Start of PROVIDED PASSAGE

He cites the custom of some airlines to escort air marshals "down the jetway in front of all of the passengers, blowing their cover. It is imperative that these marshals remain unknown to the passengers in order to protect the cockpit."
- Holly Anderson, of Corpus Christi, Texas, works on the Boeing-Logistics Apache Program. "While going through security at Baltimore-Washington International Airport this past August, my husband and I were asked to take both of our cats out of their cages," she writes. "Not a fun thing to do to two cats that are scared to death and still have their claws. The security guy noticed me rolling my eyes and told me that if I wanted to I could leave them in the cages and send them both through the X-ray machine. He was serious."
- And here's a baby story from Denver International Airport.
"I was traveling back East for Thanksgiving with my 18-month-old son and my wife," writes James Powers of Denver. "I was wearing steel-toed boots that set off the alarms and was instructed to go into a clear 'booth' and await security personnel.
"My son, not really understanding what was going on (was carried in) after me in the booth. When security came to 'wand' me, they decided that they had to check out my son, too, just in case I had slipped some explosives and guns into his diaper, I suppose."

End of PROVIDED PASSAGE
Start of SUPPLIED ENTRIES

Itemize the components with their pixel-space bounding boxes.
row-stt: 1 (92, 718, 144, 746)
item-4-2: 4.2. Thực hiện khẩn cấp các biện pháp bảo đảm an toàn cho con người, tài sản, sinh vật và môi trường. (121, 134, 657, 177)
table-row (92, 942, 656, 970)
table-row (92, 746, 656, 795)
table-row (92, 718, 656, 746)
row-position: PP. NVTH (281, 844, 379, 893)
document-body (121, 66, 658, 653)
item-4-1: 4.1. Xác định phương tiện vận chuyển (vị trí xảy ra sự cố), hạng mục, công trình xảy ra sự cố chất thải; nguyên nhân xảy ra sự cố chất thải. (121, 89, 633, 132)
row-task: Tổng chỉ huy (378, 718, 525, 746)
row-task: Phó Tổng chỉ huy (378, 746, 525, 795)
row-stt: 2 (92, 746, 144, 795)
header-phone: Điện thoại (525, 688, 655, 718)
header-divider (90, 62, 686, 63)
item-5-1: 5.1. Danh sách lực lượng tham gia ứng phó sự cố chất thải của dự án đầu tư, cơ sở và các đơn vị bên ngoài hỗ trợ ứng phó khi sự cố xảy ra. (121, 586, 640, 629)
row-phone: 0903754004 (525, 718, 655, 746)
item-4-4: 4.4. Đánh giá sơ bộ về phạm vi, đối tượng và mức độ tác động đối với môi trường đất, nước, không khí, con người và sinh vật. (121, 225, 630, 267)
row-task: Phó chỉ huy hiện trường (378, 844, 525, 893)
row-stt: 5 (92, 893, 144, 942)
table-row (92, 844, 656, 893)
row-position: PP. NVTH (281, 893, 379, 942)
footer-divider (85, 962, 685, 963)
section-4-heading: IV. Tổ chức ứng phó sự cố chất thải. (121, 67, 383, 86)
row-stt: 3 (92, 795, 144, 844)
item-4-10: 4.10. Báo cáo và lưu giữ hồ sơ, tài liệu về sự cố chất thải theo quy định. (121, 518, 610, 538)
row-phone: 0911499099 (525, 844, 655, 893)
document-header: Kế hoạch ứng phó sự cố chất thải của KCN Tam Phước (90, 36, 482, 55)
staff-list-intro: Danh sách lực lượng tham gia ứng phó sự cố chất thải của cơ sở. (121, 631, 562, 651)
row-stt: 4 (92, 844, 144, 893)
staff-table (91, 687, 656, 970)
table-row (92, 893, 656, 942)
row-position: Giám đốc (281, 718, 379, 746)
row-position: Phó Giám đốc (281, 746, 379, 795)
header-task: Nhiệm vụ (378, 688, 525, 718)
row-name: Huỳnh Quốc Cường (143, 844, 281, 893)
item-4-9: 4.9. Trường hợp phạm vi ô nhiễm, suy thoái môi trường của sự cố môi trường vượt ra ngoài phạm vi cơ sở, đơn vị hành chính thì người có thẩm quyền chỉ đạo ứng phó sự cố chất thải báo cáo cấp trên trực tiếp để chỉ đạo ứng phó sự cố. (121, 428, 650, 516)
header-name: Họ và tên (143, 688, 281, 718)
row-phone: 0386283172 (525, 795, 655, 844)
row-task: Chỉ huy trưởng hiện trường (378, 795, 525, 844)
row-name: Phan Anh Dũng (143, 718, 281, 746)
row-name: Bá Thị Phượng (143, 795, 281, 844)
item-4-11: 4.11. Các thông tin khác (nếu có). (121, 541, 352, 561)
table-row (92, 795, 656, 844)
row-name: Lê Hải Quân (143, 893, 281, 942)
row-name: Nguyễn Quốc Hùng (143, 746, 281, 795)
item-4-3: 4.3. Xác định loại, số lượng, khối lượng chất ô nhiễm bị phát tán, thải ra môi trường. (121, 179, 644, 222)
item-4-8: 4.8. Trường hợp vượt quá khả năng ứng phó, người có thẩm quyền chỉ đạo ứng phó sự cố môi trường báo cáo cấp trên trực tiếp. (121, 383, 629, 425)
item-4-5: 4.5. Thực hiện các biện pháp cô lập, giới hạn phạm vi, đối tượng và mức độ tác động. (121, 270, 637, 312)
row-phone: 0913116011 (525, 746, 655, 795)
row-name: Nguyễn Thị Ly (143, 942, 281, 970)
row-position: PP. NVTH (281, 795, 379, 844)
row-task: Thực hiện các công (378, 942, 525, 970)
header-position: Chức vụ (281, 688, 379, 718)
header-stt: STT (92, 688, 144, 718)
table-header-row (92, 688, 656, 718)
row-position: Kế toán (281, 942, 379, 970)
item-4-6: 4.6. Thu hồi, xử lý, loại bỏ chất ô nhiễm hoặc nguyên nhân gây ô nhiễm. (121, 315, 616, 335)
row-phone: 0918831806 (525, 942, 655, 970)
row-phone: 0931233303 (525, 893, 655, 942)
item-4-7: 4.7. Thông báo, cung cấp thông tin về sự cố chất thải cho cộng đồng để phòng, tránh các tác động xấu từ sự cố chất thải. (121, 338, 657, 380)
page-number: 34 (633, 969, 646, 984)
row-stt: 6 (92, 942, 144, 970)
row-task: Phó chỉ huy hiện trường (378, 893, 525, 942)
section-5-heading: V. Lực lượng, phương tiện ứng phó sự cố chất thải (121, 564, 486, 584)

End of SUPPLIED ENTRIES

#### WHAT THIS EXERCISE ASKS:
1 – In the airport security anecdotes, what set off the alarms when James Powers went through security?
2 – Using the airport security anecdotes, explain why escorting air marshals down the jetway in front of passengers is a problem.
3 – Summarize the airport security anecdotes in three sentences.
The rows have no connection to the airport security anecdotes.

#### EXERCISE RESULTS:
1 – His steel-toed boots set off the alarms.

2 – Escorting air marshals down the jetway in front of all the passengers blows their cover. The text says it is imperative that the marshals remain unknown to passengers in order to protect the cockpit.

3 – Some airlines escort air marshals down the jetway in front of passengers, which blows the cover the marshals need to protect the cockpit. At Baltimore-Washington International Airport, Holly Anderson and her husband were asked to take their two frightened cats out of their cages, and a security worker seriously offered to send the cats through the X-ray machine instead. At Denver International Airport, James Powers set off the alarms with steel-toed boots, and security decided to check Powers' 18-month-old son as well.